--- START ---

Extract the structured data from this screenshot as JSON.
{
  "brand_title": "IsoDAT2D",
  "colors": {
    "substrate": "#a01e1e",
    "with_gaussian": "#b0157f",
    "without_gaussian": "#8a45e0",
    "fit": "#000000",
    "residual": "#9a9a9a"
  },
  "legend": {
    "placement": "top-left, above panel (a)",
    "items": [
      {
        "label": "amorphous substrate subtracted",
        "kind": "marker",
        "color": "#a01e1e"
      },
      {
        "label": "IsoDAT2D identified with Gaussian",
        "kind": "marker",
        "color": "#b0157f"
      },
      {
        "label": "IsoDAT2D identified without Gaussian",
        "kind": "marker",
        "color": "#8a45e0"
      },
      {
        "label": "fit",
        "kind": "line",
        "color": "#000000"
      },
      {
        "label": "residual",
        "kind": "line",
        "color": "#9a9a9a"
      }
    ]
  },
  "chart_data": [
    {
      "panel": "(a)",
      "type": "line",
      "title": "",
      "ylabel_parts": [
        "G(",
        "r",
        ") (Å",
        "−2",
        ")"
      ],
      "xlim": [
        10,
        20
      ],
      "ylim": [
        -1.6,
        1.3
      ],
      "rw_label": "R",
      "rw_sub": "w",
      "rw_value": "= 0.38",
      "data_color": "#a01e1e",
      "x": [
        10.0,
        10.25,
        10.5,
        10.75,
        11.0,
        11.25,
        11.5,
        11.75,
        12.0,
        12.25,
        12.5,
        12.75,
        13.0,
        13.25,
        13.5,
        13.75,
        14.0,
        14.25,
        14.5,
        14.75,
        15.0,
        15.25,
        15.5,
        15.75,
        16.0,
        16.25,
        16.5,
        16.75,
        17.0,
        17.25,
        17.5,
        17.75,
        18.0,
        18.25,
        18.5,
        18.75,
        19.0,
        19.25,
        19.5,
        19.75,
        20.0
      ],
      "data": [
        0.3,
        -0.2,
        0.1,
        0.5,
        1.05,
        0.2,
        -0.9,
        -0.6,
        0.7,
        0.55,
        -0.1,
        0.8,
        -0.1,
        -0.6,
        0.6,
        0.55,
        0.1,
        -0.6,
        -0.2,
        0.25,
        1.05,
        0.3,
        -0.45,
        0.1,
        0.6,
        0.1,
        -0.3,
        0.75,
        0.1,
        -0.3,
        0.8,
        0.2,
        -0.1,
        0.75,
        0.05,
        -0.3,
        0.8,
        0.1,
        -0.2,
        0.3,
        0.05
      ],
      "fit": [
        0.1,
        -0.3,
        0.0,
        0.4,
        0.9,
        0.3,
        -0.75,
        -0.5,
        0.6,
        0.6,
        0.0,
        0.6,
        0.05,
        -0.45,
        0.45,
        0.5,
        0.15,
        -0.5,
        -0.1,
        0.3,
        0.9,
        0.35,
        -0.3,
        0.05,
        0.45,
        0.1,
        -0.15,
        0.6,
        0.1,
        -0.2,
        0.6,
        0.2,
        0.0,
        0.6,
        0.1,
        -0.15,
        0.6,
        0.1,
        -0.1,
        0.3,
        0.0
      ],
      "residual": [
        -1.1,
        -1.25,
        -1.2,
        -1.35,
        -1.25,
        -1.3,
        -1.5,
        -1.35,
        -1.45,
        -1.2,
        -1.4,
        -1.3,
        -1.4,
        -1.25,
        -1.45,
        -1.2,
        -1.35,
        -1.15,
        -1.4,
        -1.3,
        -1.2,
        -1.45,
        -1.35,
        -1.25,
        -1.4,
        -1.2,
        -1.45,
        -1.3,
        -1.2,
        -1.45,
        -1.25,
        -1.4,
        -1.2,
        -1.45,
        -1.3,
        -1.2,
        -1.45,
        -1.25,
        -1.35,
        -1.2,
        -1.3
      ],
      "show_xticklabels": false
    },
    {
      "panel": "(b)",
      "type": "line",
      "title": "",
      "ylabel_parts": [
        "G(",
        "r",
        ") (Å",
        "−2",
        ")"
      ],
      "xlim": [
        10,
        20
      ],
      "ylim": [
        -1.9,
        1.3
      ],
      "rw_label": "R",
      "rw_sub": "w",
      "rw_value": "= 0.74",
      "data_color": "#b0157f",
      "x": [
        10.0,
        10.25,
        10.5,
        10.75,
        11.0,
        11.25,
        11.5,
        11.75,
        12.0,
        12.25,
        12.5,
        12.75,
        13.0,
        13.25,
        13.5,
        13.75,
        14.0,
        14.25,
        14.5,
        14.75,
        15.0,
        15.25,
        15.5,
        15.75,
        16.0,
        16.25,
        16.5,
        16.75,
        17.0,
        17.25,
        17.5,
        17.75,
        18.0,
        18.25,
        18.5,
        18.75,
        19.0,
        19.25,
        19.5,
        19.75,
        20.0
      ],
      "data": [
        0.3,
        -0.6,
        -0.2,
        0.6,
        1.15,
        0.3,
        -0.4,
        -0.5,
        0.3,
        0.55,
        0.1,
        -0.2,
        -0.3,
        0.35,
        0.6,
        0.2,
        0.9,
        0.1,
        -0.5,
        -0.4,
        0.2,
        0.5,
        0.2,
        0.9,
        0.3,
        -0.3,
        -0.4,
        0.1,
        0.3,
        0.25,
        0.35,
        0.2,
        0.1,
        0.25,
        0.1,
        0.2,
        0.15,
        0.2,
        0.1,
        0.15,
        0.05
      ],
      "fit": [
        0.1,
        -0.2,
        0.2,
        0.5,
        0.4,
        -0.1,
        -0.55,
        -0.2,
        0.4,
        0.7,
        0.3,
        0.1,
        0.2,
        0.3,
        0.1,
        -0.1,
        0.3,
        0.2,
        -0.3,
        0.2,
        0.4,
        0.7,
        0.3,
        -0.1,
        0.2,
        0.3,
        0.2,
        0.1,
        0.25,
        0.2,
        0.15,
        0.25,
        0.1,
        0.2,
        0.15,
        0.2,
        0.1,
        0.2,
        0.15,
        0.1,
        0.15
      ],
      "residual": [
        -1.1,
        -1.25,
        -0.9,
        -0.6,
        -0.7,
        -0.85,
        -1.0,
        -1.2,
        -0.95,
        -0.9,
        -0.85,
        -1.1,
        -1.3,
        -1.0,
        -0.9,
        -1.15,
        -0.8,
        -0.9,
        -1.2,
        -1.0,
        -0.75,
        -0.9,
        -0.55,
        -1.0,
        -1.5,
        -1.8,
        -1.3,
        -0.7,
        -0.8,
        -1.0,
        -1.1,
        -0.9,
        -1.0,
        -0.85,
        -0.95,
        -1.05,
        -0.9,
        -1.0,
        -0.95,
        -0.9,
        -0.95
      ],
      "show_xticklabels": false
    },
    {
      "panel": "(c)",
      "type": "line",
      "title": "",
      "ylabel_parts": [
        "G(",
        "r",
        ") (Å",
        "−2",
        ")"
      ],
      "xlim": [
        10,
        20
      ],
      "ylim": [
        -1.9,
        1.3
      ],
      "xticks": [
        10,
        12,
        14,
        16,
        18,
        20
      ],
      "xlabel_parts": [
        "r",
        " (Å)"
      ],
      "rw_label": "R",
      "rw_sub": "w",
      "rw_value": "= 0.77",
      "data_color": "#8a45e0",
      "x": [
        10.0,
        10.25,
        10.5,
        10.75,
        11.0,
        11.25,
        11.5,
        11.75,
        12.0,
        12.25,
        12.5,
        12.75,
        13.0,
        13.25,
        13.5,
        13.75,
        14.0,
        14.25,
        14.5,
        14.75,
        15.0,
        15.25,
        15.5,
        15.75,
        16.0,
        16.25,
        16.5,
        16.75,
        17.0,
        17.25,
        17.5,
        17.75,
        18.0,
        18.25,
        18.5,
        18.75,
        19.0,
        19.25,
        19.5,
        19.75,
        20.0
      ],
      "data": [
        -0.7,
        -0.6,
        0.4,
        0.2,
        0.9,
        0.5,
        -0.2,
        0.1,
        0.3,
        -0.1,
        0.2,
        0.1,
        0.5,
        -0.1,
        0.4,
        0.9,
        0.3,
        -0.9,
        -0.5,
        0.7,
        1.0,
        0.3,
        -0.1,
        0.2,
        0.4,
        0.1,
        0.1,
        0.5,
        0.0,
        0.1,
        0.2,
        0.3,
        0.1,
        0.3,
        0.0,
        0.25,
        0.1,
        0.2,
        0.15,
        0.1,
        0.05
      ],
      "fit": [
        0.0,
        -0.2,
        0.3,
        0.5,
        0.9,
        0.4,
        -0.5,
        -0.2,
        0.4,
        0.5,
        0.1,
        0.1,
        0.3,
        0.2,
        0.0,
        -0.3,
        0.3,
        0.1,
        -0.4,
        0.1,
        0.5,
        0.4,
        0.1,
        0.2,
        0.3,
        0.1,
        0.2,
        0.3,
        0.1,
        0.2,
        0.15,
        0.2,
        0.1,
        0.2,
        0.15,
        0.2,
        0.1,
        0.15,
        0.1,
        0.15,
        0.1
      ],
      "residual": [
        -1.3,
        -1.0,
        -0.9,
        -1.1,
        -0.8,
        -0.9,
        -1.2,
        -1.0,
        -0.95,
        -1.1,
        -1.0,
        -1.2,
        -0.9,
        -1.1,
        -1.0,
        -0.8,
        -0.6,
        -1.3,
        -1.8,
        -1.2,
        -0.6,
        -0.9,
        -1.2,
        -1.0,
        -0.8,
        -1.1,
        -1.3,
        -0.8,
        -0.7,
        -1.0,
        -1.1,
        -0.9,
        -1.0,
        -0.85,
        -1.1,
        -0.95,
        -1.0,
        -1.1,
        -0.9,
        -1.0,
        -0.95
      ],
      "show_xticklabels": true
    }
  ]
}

--- END ---

■ **GOAL**: Find every line in the records above that contains the word "panel", and copy each one.

■ **RESPONSE TO THE TASK**:
    "placement": "top-left, above panel (a)",
      "panel": "(a)",
      "panel": "(b)",
      "panel": "(c)",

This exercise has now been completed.